## Exercise objective
Extract the lines that carry the string "Plot" from the listing.

(Records from a collection of figures)
- - -

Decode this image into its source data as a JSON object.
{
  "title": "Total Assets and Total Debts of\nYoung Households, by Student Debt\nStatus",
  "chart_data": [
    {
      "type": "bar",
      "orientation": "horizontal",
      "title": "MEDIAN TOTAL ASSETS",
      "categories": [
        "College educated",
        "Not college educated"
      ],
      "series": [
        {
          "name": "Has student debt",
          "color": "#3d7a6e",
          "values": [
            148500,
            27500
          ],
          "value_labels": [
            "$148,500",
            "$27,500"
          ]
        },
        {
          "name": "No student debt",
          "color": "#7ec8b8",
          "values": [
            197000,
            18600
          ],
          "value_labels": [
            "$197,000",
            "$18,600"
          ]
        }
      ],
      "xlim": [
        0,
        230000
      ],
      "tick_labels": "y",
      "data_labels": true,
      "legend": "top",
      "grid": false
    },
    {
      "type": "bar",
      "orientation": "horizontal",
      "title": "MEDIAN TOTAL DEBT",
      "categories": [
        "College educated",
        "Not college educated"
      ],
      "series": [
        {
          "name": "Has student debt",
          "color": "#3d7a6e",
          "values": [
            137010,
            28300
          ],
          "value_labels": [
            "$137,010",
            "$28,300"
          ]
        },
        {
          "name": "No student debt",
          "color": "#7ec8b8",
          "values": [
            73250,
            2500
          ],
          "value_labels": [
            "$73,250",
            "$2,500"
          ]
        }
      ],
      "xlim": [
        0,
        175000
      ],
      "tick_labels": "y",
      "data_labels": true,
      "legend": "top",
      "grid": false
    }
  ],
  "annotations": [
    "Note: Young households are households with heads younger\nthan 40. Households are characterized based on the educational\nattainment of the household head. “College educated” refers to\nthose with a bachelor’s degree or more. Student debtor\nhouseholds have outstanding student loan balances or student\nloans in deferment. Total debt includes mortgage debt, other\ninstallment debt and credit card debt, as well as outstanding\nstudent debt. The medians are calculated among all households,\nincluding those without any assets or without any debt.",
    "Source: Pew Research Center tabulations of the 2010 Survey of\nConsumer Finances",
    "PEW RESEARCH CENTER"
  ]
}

- - -

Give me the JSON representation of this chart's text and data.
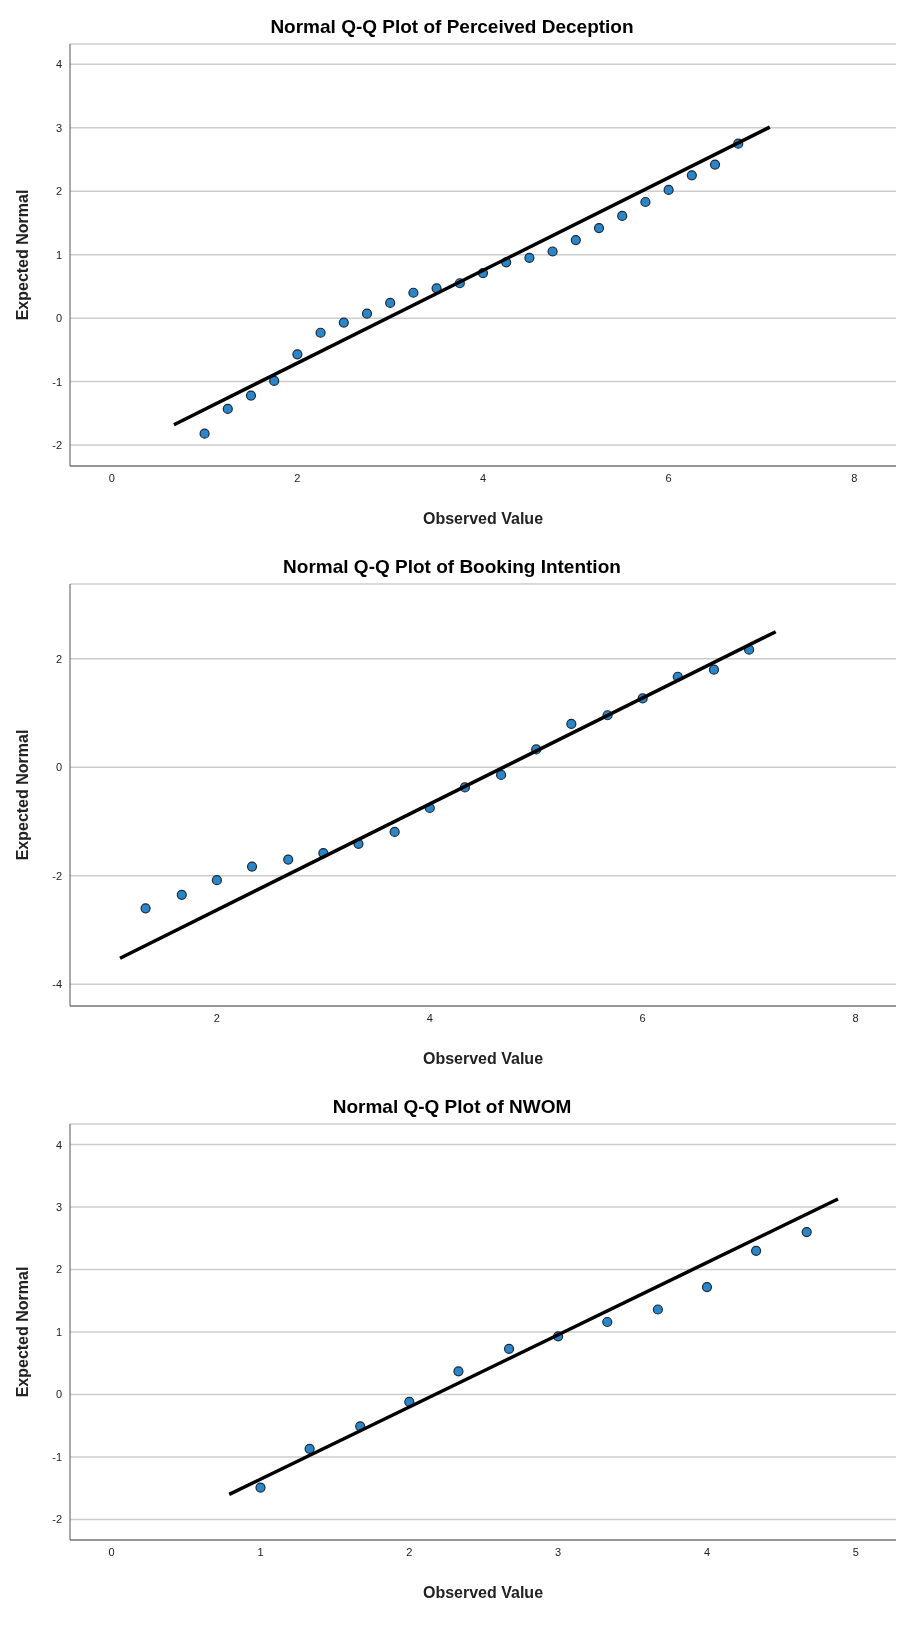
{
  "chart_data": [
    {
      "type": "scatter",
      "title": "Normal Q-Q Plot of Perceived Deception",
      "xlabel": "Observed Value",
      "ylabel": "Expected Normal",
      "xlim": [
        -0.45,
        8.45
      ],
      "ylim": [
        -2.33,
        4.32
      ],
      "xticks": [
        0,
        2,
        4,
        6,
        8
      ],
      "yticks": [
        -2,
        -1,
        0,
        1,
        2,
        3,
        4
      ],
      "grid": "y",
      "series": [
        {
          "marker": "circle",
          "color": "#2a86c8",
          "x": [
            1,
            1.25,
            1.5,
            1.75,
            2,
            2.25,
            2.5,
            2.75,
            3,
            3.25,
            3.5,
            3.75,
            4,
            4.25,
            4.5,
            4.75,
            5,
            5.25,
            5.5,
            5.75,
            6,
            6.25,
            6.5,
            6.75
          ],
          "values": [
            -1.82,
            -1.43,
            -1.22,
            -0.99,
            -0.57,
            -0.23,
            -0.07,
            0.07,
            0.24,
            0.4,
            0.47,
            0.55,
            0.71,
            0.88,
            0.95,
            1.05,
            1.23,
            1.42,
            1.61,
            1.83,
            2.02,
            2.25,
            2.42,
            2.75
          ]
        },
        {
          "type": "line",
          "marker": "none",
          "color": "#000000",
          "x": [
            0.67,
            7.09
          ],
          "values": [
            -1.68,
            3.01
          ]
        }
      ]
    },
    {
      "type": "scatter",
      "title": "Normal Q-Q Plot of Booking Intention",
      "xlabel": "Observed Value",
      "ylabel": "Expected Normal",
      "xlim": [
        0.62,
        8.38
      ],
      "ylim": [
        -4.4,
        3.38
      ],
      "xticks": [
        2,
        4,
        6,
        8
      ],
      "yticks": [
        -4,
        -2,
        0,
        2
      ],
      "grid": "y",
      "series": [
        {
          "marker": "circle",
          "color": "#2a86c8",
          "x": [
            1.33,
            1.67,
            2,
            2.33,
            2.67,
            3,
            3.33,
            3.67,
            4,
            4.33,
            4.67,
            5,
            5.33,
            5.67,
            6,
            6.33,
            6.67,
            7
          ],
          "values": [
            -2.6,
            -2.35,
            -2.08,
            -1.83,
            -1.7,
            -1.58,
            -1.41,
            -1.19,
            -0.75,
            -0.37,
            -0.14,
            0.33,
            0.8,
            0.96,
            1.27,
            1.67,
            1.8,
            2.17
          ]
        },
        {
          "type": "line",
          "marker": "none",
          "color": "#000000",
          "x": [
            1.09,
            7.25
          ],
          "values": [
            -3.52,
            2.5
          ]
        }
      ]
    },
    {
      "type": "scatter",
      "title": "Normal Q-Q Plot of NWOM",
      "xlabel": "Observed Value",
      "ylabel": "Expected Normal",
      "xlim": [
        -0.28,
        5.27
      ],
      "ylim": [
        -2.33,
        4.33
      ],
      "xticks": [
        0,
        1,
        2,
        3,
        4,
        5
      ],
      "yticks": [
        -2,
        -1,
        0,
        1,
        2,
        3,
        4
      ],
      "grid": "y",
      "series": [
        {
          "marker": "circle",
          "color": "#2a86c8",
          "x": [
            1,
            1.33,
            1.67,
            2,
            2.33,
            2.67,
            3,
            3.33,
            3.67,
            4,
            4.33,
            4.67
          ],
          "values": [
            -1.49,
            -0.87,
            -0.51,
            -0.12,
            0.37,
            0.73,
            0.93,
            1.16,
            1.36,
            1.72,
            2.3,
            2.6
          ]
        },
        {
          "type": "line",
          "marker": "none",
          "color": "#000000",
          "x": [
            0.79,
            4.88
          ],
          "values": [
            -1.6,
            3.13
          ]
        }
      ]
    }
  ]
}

- - -

## Reply
      "title": "Normal Q-Q Plot of Perceived Deception",
      "title": "Normal Q-Q Plot of Booking Intention",
      "title": "Normal Q-Q Plot of NWOM",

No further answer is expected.